MATERIAL PROVIDED:
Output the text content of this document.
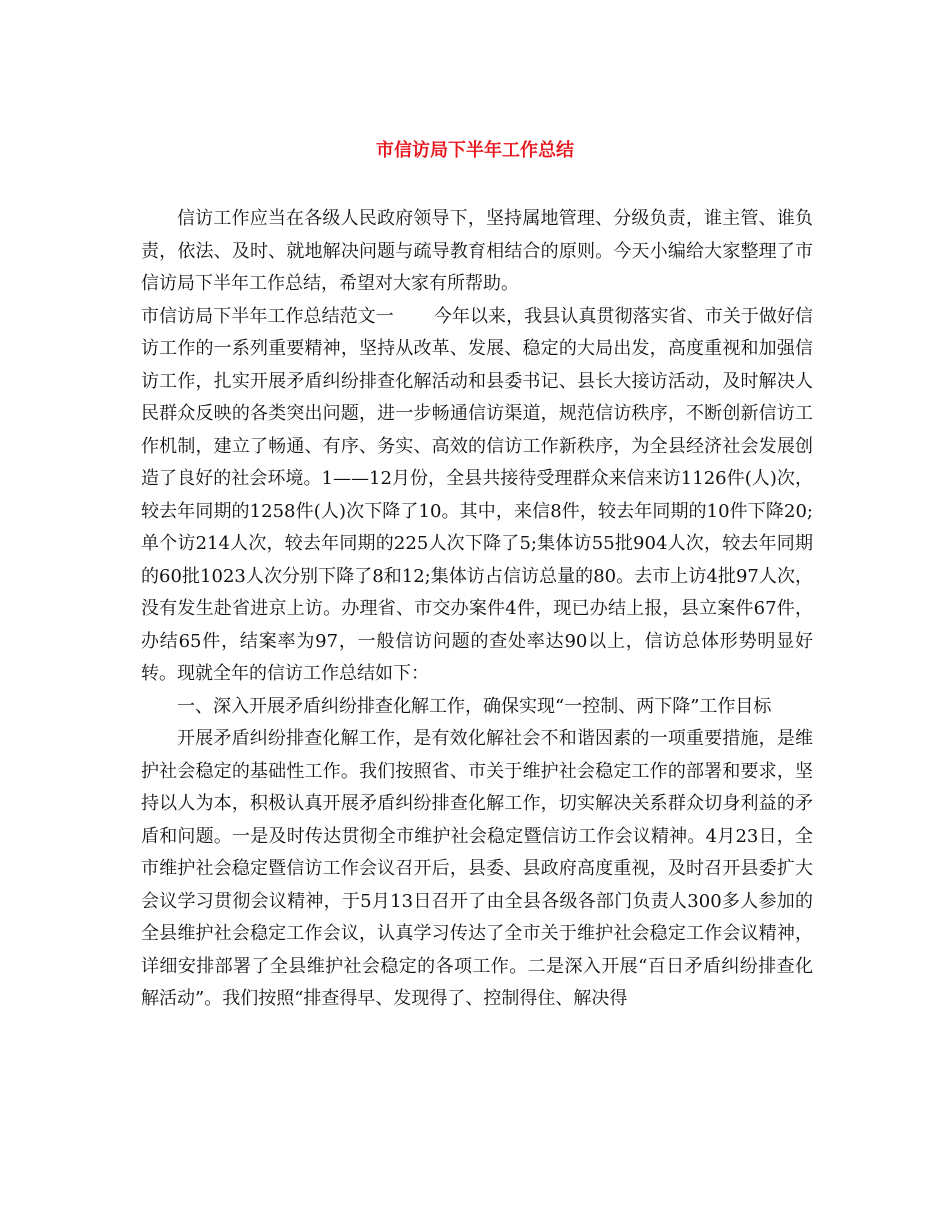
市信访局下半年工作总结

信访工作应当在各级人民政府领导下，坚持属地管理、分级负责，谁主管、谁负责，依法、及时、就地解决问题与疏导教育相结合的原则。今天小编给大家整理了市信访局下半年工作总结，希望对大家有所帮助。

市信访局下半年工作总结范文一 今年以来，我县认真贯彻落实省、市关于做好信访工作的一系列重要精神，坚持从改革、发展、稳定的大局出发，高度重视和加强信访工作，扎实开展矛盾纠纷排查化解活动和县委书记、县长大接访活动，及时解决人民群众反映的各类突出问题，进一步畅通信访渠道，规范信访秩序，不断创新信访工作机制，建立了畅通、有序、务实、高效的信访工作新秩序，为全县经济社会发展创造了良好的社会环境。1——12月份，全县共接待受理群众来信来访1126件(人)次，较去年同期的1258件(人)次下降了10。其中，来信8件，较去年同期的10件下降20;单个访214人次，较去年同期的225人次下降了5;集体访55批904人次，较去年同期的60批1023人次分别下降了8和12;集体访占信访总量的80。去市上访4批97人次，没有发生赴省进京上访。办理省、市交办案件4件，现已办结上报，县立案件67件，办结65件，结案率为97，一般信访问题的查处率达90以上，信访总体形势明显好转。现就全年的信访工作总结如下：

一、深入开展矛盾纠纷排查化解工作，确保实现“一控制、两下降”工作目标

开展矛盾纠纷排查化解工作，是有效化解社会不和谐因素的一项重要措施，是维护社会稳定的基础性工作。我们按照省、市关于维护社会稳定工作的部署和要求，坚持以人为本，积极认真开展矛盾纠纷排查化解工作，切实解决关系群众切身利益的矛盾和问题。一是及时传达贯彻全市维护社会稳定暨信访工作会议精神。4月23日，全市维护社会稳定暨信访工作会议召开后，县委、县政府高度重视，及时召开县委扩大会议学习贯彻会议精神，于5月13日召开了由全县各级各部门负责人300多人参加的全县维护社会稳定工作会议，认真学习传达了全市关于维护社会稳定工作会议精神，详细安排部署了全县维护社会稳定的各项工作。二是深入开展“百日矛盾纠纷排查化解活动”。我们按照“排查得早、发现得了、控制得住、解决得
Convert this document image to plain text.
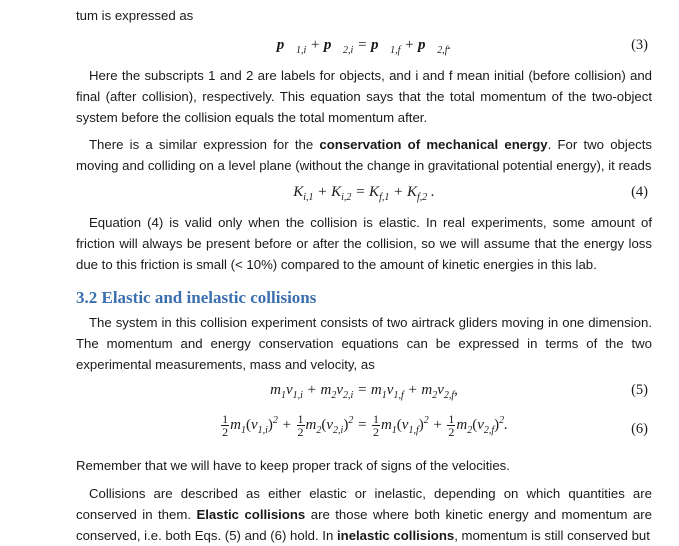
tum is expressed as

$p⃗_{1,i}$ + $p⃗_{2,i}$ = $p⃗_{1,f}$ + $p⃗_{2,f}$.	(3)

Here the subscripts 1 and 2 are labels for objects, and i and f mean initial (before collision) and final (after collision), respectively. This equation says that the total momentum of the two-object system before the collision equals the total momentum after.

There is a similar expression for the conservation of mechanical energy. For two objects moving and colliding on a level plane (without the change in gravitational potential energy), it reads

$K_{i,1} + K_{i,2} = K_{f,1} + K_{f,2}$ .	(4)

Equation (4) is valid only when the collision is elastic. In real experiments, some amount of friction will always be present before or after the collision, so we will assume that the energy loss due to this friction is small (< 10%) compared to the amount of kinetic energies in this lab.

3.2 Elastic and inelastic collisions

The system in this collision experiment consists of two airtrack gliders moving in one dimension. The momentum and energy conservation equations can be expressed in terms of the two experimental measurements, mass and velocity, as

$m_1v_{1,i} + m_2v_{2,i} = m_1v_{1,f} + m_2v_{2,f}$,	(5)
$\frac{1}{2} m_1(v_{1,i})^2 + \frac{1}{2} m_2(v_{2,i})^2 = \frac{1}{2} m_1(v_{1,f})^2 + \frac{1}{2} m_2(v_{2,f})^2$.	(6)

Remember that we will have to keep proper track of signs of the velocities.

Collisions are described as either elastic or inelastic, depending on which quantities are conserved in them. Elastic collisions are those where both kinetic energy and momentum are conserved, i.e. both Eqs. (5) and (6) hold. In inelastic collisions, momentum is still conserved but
* * *
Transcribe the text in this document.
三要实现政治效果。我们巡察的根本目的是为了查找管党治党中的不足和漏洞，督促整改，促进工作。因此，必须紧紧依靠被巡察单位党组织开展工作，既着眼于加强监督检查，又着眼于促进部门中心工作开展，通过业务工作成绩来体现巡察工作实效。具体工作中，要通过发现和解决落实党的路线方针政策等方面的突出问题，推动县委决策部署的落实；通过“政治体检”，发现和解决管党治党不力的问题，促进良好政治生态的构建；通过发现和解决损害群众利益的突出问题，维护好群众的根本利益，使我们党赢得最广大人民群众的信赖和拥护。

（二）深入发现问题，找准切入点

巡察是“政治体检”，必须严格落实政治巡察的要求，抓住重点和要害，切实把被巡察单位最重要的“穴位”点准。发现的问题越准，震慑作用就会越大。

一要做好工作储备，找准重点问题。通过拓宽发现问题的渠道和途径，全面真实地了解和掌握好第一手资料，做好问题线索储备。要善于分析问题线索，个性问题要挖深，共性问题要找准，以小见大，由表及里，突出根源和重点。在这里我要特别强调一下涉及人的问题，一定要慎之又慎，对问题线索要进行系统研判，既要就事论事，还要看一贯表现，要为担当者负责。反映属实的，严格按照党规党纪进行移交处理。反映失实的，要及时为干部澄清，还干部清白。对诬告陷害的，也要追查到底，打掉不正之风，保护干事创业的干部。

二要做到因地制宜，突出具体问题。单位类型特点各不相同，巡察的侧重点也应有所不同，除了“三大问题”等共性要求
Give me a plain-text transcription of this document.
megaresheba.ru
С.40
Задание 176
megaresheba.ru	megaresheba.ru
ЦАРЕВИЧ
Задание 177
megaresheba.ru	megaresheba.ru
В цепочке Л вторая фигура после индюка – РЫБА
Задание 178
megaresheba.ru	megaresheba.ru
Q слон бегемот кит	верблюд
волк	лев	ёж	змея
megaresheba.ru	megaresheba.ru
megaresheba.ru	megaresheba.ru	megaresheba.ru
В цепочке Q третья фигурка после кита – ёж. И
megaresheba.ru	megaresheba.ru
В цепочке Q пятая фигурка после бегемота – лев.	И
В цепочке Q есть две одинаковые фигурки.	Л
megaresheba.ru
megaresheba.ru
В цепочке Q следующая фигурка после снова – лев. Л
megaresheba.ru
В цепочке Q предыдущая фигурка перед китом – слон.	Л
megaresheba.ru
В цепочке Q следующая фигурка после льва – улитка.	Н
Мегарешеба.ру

INSTRUCTIONS TO FOLLOW: Which lines above contain "слон"? Show each of them.

FINAL RESULT:
Q слон бегемот кит	верблюд
В цепочке Q предыдущая фигурка перед китом – слон.	Л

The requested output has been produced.